* **DIRECTIONS FOR THIS TASK**
The records below should be written out again, exactly.
** BEGIN EXERCISE DATA **
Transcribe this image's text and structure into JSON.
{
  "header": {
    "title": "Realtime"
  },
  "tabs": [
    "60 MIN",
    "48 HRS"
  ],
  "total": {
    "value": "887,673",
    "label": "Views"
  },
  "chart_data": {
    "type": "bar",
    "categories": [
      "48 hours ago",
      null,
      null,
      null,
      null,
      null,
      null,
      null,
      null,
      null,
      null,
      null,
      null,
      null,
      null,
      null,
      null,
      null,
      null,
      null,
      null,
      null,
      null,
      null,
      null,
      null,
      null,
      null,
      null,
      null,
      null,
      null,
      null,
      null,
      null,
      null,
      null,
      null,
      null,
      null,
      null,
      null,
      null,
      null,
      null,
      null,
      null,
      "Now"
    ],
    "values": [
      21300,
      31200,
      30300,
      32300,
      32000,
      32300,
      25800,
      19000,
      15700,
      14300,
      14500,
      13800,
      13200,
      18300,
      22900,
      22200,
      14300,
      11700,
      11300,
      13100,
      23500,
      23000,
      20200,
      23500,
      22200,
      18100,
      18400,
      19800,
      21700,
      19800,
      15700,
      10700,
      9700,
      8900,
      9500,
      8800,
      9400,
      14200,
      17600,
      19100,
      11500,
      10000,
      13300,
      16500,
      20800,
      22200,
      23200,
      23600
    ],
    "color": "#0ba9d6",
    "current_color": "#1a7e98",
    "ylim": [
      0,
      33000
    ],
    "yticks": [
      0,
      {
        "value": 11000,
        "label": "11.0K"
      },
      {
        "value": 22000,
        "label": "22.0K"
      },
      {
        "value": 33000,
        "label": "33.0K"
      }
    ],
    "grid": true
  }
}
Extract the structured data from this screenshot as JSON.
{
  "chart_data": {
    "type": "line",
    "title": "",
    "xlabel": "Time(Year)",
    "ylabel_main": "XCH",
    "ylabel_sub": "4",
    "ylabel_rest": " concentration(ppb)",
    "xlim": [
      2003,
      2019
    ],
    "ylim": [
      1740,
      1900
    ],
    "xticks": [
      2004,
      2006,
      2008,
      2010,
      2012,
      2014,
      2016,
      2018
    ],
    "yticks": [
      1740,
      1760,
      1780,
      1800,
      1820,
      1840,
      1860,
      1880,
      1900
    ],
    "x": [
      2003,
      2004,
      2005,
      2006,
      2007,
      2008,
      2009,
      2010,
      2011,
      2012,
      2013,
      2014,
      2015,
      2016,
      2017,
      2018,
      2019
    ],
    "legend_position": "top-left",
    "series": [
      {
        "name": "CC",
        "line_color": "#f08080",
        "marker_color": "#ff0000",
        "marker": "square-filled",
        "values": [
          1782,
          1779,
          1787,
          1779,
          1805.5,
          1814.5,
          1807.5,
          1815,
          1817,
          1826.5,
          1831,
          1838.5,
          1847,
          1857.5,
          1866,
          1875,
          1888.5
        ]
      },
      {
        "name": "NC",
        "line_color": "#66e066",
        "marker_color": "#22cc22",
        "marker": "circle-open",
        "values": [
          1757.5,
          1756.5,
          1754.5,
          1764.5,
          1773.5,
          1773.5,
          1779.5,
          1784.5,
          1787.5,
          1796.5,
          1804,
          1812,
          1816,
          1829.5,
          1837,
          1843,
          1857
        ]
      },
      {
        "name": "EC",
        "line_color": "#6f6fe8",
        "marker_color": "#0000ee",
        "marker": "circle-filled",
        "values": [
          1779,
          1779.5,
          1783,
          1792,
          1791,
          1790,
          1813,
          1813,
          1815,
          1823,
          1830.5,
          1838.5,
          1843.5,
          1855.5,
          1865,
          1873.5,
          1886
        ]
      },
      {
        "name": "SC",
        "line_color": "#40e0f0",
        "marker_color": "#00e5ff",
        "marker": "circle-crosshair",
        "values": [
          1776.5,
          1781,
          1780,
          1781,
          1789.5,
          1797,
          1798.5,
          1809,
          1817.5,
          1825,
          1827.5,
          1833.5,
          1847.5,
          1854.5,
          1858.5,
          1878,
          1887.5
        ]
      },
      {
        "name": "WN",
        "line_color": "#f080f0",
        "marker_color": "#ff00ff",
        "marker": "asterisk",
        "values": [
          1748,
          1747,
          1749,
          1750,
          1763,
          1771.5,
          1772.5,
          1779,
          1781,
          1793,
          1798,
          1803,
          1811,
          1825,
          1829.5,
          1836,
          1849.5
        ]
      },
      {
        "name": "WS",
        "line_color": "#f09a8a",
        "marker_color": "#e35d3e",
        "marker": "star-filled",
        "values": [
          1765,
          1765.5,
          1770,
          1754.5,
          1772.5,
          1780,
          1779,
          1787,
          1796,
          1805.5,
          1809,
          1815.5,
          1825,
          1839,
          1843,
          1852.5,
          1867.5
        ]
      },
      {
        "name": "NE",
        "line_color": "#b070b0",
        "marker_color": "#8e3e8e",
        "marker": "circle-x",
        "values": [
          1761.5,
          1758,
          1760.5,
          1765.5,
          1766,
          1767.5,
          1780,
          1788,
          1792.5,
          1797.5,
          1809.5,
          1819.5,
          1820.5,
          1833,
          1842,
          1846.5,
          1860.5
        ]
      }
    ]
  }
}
** END EXERCISE DATA **
* **COMPLETED TASK**
Transcribe this image's text and structure into JSON.
{
  "header": {
    "title": "Realtime"
  },
  "tabs": [
    "60 MIN",
    "48 HRS"
  ],
  "total": {
    "value": "887,673",
    "label": "Views"
  },
  "chart_data": {
    "type": "bar",
    "categories": [
      "48 hours ago",
      null,
      null,
      null,
      null,
      null,
      null,
      null,
      null,
      null,
      null,
      null,
      null,
      null,
      null,
      null,
      null,
      null,
      null,
      null,
      null,
      null,
      null,
      null,
      null,
      null,
      null,
      null,
      null,
      null,
      null,
      null,
      null,
      null,
      null,
      null,
      null,
      null,
      null,
      null,
      null,
      null,
      null,
      null,
      null,
      null,
      null,
      "Now"
    ],
    "values": [
      21300,
      31200,
      30300,
      32300,
      32000,
      32300,
      25800,
      19000,
      15700,
      14300,
      14500,
      13800,
      13200,
      18300,
      22900,
      22200,
      14300,
      11700,
      11300,
      13100,
      23500,
      23000,
      20200,
      23500,
      22200,
      18100,
      18400,
      19800,
      21700,
      19800,
      15700,
      10700,
      9700,
      8900,
      9500,
      8800,
      9400,
      14200,
      17600,
      19100,
      11500,
      10000,
      13300,
      16500,
      20800,
      22200,
      23200,
      23600
    ],
    "color": "#0ba9d6",
    "current_color": "#1a7e98",
    "ylim": [
      0,
      33000
    ],
    "yticks": [
      0,
      {
        "value": 11000,
        "label": "11.0K"
      },
      {
        "value": 22000,
        "label": "22.0K"
      },
      {
        "value": 33000,
        "label": "33.0K"
      }
    ],
    "grid": true
  }
}
Extract the structured data from this screenshot as JSON.
{
  "chart_data": {
    "type": "line",
    "title": "",
    "xlabel": "Time(Year)",
    "ylabel_main": "XCH",
    "ylabel_sub": "4",
    "ylabel_rest": " concentration(ppb)",
    "xlim": [
      2003,
      2019
    ],
    "ylim": [
      1740,
      1900
    ],
    "xticks": [
      2004,
      2006,
      2008,
      2010,
      2012,
      2014,
      2016,
      2018
    ],
    "yticks": [
      1740,
      1760,
      1780,
      1800,
      1820,
      1840,
      1860,
      1880,
      1900
    ],
    "x": [
      2003,
      2004,
      2005,
      2006,
      2007,
      2008,
      2009,
      2010,
      2011,
      2012,
      2013,
      2014,
      2015,
      2016,
      2017,
      2018,
      2019
    ],
    "legend_position": "top-left",
    "series": [
      {
        "name": "CC",
        "line_color": "#f08080",
        "marker_color": "#ff0000",
        "marker": "square-filled",
        "values": [
          1782,
          1779,
          1787,
          1779,
          1805.5,
          1814.5,
          1807.5,
          1815,
          1817,
          1826.5,
          1831,
          1838.5,
          1847,
          1857.5,
          1866,
          1875,
          1888.5
        ]
      },
      {
        "name": "NC",
        "line_color": "#66e066",
        "marker_color": "#22cc22",
        "marker": "circle-open",
        "values": [
          1757.5,
          1756.5,
          1754.5,
          1764.5,
          1773.5,
          1773.5,
          1779.5,
          1784.5,
          1787.5,
          1796.5,
          1804,
          1812,
          1816,
          1829.5,
          1837,
          1843,
          1857
        ]
      },
      {
        "name": "EC",
        "line_color": "#6f6fe8",
        "marker_color": "#0000ee",
        "marker": "circle-filled",
        "values": [
          1779,
          1779.5,
          1783,
          1792,
          1791,
          1790,
          1813,
          1813,
          1815,
          1823,
          1830.5,
          1838.5,
          1843.5,
          1855.5,
          1865,
          1873.5,
          1886
        ]
      },
      {
        "name": "SC",
        "line_color": "#40e0f0",
        "marker_color": "#00e5ff",
        "marker": "circle-crosshair",
        "values": [
          1776.5,
          1781,
          1780,
          1781,
          1789.5,
          1797,
          1798.5,
          1809,
          1817.5,
          1825,
          1827.5,
          1833.5,
          1847.5,
          1854.5,
          1858.5,
          1878,
          1887.5
        ]
      },
      {
        "name": "WN",
        "line_color": "#f080f0",
        "marker_color": "#ff00ff",
        "marker": "asterisk",
        "values": [
          1748,
          1747,
          1749,
          1750,
          1763,
          1771.5,
          1772.5,
          1779,
          1781,
          1793,
          1798,
          1803,
          1811,
          1825,
          1829.5,
          1836,
          1849.5
        ]
      },
      {
        "name": "WS",
        "line_color": "#f09a8a",
        "marker_color": "#e35d3e",
        "marker": "star-filled",
        "values": [
          1765,
          1765.5,
          1770,
          1754.5,
          1772.5,
          1780,
          1779,
          1787,
          1796,
          1805.5,
          1809,
          1815.5,
          1825,
          1839,
          1843,
          1852.5,
          1867.5
        ]
      },
      {
        "name": "NE",
        "line_color": "#b070b0",
        "marker_color": "#8e3e8e",
        "marker": "circle-x",
        "values": [
          1761.5,
          1758,
          1760.5,
          1765.5,
          1766,
          1767.5,
          1780,
          1788,
          1792.5,
          1797.5,
          1809.5,
          1819.5,
          1820.5,
          1833,
          1842,
          1846.5,
          1860.5
        ]
      }
    ]
  }
}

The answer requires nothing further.